Problem requirements:
Set down all of the data that follows word for word, without the images.

Stored entries:
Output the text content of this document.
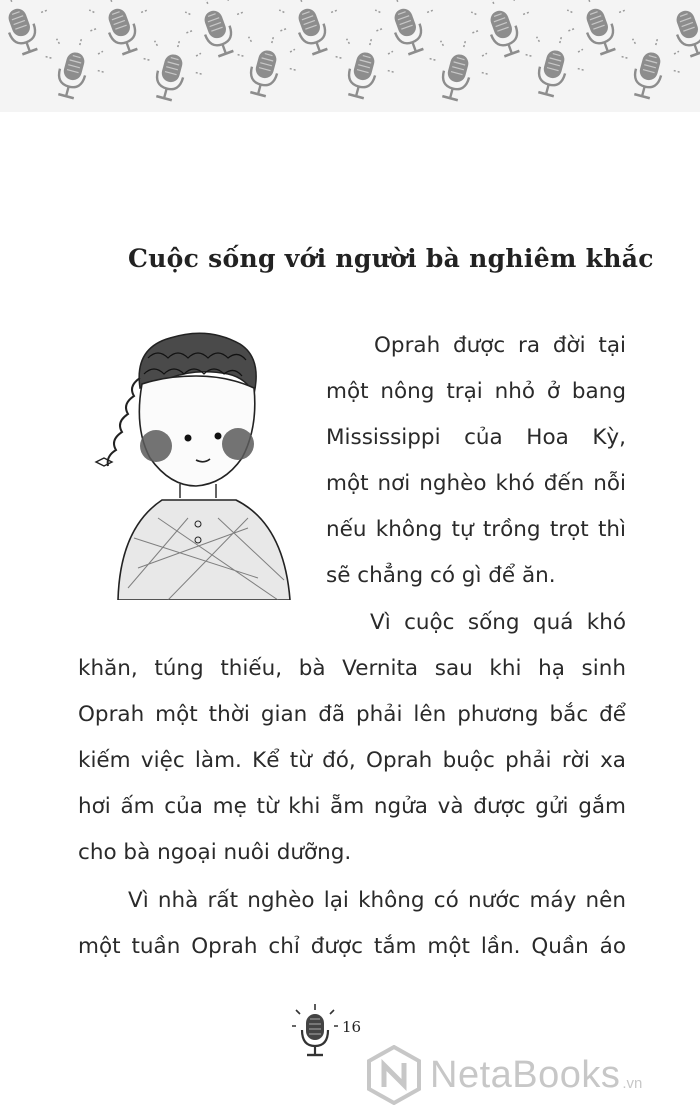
Cuộc sống với người bà nghiêm khắc

Oprah được ra đời tại
một nông trại nhỏ ở bang
Mississippi của Hoa Kỳ,
một nơi nghèo khó đến nỗi
nếu không tự trồng trọt thì
sẽ chẳng có gì để ăn.

Vì cuộc sống quá khó
khăn, túng thiếu, bà Vernita sau khi hạ sinh
Oprah một thời gian đã phải lên phương bắc để
kiếm việc làm. Kể từ đó, Oprah buộc phải rời xa
hơi ấm của mẹ từ khi ẵm ngửa và được gửi gắm
cho bà ngoại nuôi dưỡng.

Vì nhà rất nghèo lại không có nước máy nên
một tuần Oprah chỉ được tắm một lần. Quần áo

16
NetaBooks .vn
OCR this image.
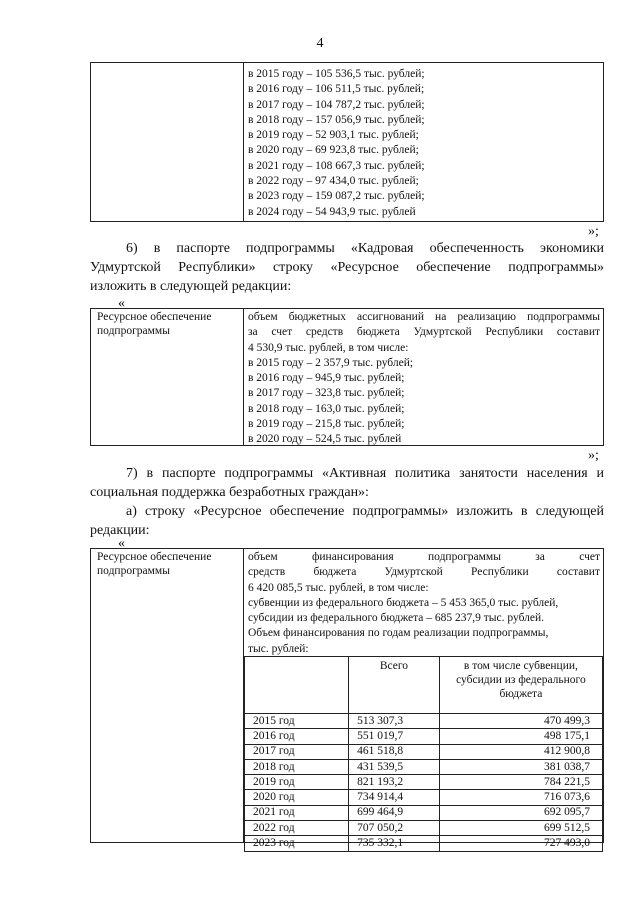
4
в 2015 году – 105 536,5 тыс. рублей;
в 2016 году – 106 511,5 тыс. рублей;
в 2017 году – 104 787,2 тыс. рублей;
в 2018 году – 157 056,9 тыс. рублей;
в 2019 году – 52 903,1 тыс. рублей;
в 2020 году – 69 923,8 тыс. рублей;
в 2021 году – 108 667,3 тыс. рублей;
в 2022 году – 97 434,0 тыс. рублей;
в 2023 году – 159 087,2 тыс. рублей;
в 2024 году – 54 943,9 тыс. рублей
»;
6) в паспорте подпрограммы «Кадровая обеспеченность экономики
Удмуртской Республики» строку «Ресурсное обеспечение подпрограммы»
изложить в следующей редакции:
«
Ресурсное обеспечение
подпрограммы
объем бюджетных ассигнований на реализацию подпрограммы
за счет средств бюджета Удмуртской Республики составит
4 530,9 тыс. рублей, в том числе:
в 2015 году – 2 357,9 тыс. рублей;
в 2016 году – 945,9 тыс. рублей;
в 2017 году – 323,8 тыс. рублей;
в 2018 году – 163,0 тыс. рублей;
в 2019 году – 215,8 тыс. рублей;
в 2020 году – 524,5 тыс. рублей
»;
7) в паспорте подпрограммы «Активная политика занятости населения и
социальная поддержка безработных граждан»:
а) строку «Ресурсное обеспечение подпрограммы» изложить в следующей
редакции:
«
Ресурсное обеспечение
подпрограммы
объем финансирования подпрограммы за счет
средств бюджета Удмуртской Республики составит
6 420 085,5 тыс. рублей, в том числе:
субвенции из федерального бюджета – 5 453 365,0 тыс. рублей,
субсидии из федерального бюджета – 685 237,9 тыс. рублей.
Объем финансирования по годам реализации подпрограммы,
тыс. рублей:
	Всего	в том числе субвенции, субсидии из федерального бюджета
2015 год	513 307,3	470 499,3
2016 год	551 019,7	498 175,1
2017 год	461 518,8	412 900,8
2018 год	431 539,5	381 038,7
2019 год	821 193,2	784 221,5
2020 год	734 914,4	716 073,6
2021 год	699 464,9	692 095,7
2022 год	707 050,2	699 512,5
2023 год	735 332,1	727 493,0
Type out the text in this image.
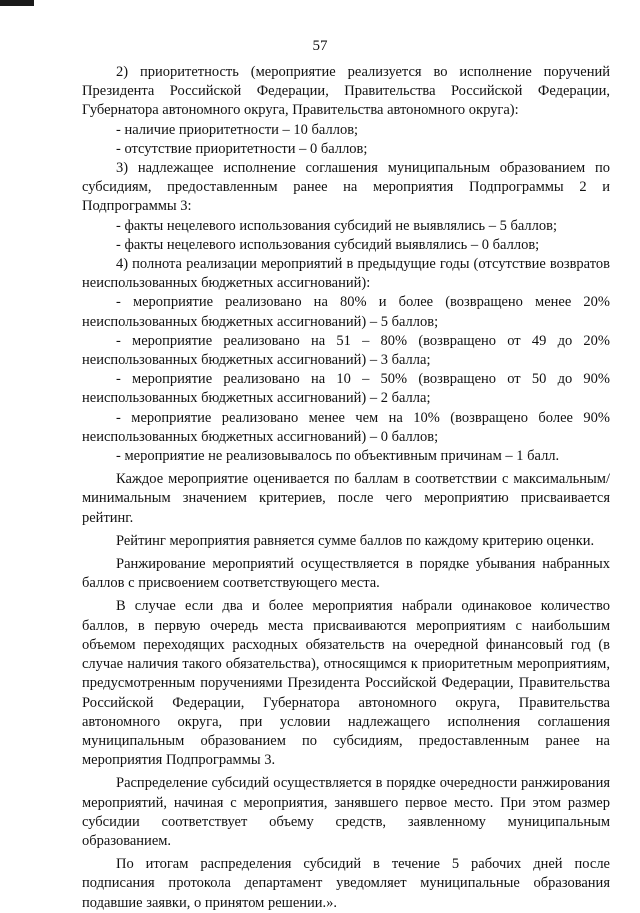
57

2) приоритетность (мероприятие реализуется во исполнение поручений Президента Российской Федерации, Правительства Российской Федерации, Губернатора автономного округа, Правительства автономного округа):

- наличие приоритетности – 10 баллов;

- отсутствие приоритетности – 0 баллов;

3) надлежащее исполнение соглашения муниципальным образованием по субсидиям, предоставленным ранее на мероприятия Подпрограммы 2 и Подпрограммы 3:

- факты нецелевого использования субсидий не выявлялись – 5 баллов;

- факты нецелевого использования субсидий выявлялись – 0 баллов;

4) полнота реализации мероприятий в предыдущие годы (отсутствие возвратов неиспользованных бюджетных ассигнований):

- мероприятие реализовано на 80% и более (возвращено менее 20% неиспользованных бюджетных ассигнований) – 5 баллов;

- мероприятие реализовано на 51 – 80% (возвращено от 49 до 20% неиспользованных бюджетных ассигнований) – 3 балла;

- мероприятие реализовано на 10 – 50% (возвращено от 50 до 90% неиспользованных бюджетных ассигнований) – 2 балла;

- мероприятие реализовано менее чем на 10% (возвращено более 90% неиспользованных бюджетных ассигнований) – 0 баллов;

- мероприятие не реализовывалось по объективным причинам – 1 балл.

Каждое мероприятие оценивается по баллам в соответствии с максимальным/минимальным значением критериев, после чего мероприятию присваивается рейтинг.

Рейтинг мероприятия равняется сумме баллов по каждому критерию оценки.

Ранжирование мероприятий осуществляется в порядке убывания набранных баллов с присвоением соответствующего места.

В случае если два и более мероприятия набрали одинаковое количество баллов, в первую очередь места присваиваются мероприятиям с наибольшим объемом переходящих расходных обязательств на очередной финансовый год (в случае наличия такого обязательства), относящимся к приоритетным мероприятиям, предусмотренным поручениями Президента Российской Федерации, Правительства Российской Федерации, Губернатора автономного округа, Правительства автономного округа, при условии надлежащего исполнения соглашения муниципальным образованием по субсидиям, предоставленным ранее на мероприятия Подпрограммы 3.

Распределение субсидий осуществляется в порядке очередности ранжирования мероприятий, начиная с мероприятия, занявшего первое место. При этом размер субсидии соответствует объему средств, заявленному муниципальным образованием.

По итогам распределения субсидий в течение 5 рабочих дней после подписания протокола департамент уведомляет муниципальные образования подавшие заявки, о принятом решении.».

Task solution:
Output the text content of this document.
Cuộc sống với người bà nghiêm khắc

Oprah được ra đời tại
một nông trại nhỏ ở bang
Mississippi của Hoa Kỳ,
một nơi nghèo khó đến nỗi
nếu không tự trồng trọt thì
sẽ chẳng có gì để ăn.

Vì cuộc sống quá khó
khăn, túng thiếu, bà Vernita sau khi hạ sinh
Oprah một thời gian đã phải lên phương bắc để
kiếm việc làm. Kể từ đó, Oprah buộc phải rời xa
hơi ấm của mẹ từ khi ẵm ngửa và được gửi gắm
cho bà ngoại nuôi dưỡng.

Vì nhà rất nghèo lại không có nước máy nên
một tuần Oprah chỉ được tắm một lần. Quần áo

16
NetaBooks .vn
OCR this image.
4
в 2015 году – 105 536,5 тыс. рублей;
в 2016 году – 106 511,5 тыс. рублей;
в 2017 году – 104 787,2 тыс. рублей;
в 2018 году – 157 056,9 тыс. рублей;
в 2019 году – 52 903,1 тыс. рублей;
в 2020 году – 69 923,8 тыс. рублей;
в 2021 году – 108 667,3 тыс. рублей;
в 2022 году – 97 434,0 тыс. рублей;
в 2023 году – 159 087,2 тыс. рублей;
в 2024 году – 54 943,9 тыс. рублей
»;
6) в паспорте подпрограммы «Кадровая обеспеченность экономики
Удмуртской Республики» строку «Ресурсное обеспечение подпрограммы»
изложить в следующей редакции:
«
Ресурсное обеспечение
подпрограммы
объем бюджетных ассигнований на реализацию подпрограммы
за счет средств бюджета Удмуртской Республики составит
4 530,9 тыс. рублей, в том числе:
в 2015 году – 2 357,9 тыс. рублей;
в 2016 году – 945,9 тыс. рублей;
в 2017 году – 323,8 тыс. рублей;
в 2018 году – 163,0 тыс. рублей;
в 2019 году – 215,8 тыс. рублей;
в 2020 году – 524,5 тыс. рублей
»;
7) в паспорте подпрограммы «Активная политика занятости населения и
социальная поддержка безработных граждан»:
а) строку «Ресурсное обеспечение подпрограммы» изложить в следующей
редакции:
«
Ресурсное обеспечение
подпрограммы
объем финансирования подпрограммы за счет
средств бюджета Удмуртской Республики составит
6 420 085,5 тыс. рублей, в том числе:
субвенции из федерального бюджета – 5 453 365,0 тыс. рублей,
субсидии из федерального бюджета – 685 237,9 тыс. рублей.
Объем финансирования по годам реализации подпрограммы,
тыс. рублей:
	Всего	в том числе субвенции, субсидии из федерального бюджета
2015 год	513 307,3	470 499,3
2016 год	551 019,7	498 175,1
2017 год	461 518,8	412 900,8
2018 год	431 539,5	381 038,7
2019 год	821 193,2	784 221,5
2020 год	734 914,4	716 073,6
2021 год	699 464,9	692 095,7
2022 год	707 050,2	699 512,5
2023 год	735 332,1	727 493,0
Type out the text in this image.
57

2) приоритетность (мероприятие реализуется во исполнение поручений Президента Российской Федерации, Правительства Российской Федерации, Губернатора автономного округа, Правительства автономного округа):

- наличие приоритетности – 10 баллов;

- отсутствие приоритетности – 0 баллов;

3) надлежащее исполнение соглашения муниципальным образованием по субсидиям, предоставленным ранее на мероприятия Подпрограммы 2 и Подпрограммы 3:

- факты нецелевого использования субсидий не выявлялись – 5 баллов;

- факты нецелевого использования субсидий выявлялись – 0 баллов;

4) полнота реализации мероприятий в предыдущие годы (отсутствие возвратов неиспользованных бюджетных ассигнований):

- мероприятие реализовано на 80% и более (возвращено менее 20% неиспользованных бюджетных ассигнований) – 5 баллов;

- мероприятие реализовано на 51 – 80% (возвращено от 49 до 20% неиспользованных бюджетных ассигнований) – 3 балла;

- мероприятие реализовано на 10 – 50% (возвращено от 50 до 90% неиспользованных бюджетных ассигнований) – 2 балла;

- мероприятие реализовано менее чем на 10% (возвращено более 90% неиспользованных бюджетных ассигнований) – 0 баллов;

- мероприятие не реализовывалось по объективным причинам – 1 балл.

Каждое мероприятие оценивается по баллам в соответствии с максимальным/минимальным значением критериев, после чего мероприятию присваивается рейтинг.

Рейтинг мероприятия равняется сумме баллов по каждому критерию оценки.

Ранжирование мероприятий осуществляется в порядке убывания набранных баллов с присвоением соответствующего места.

В случае если два и более мероприятия набрали одинаковое количество баллов, в первую очередь места присваиваются мероприятиям с наибольшим объемом переходящих расходных обязательств на очередной финансовый год (в случае наличия такого обязательства), относящимся к приоритетным мероприятиям, предусмотренным поручениями Президента Российской Федерации, Правительства Российской Федерации, Губернатора автономного округа, Правительства автономного округа, при условии надлежащего исполнения соглашения муниципальным образованием по субсидиям, предоставленным ранее на мероприятия Подпрограммы 3.

Распределение субсидий осуществляется в порядке очередности ранжирования мероприятий, начиная с мероприятия, занявшего первое место. При этом размер субсидии соответствует объему средств, заявленному муниципальным образованием.

По итогам распределения субсидий в течение 5 рабочих дней после подписания протокола департамент уведомляет муниципальные образования подавшие заявки, о принятом решении.».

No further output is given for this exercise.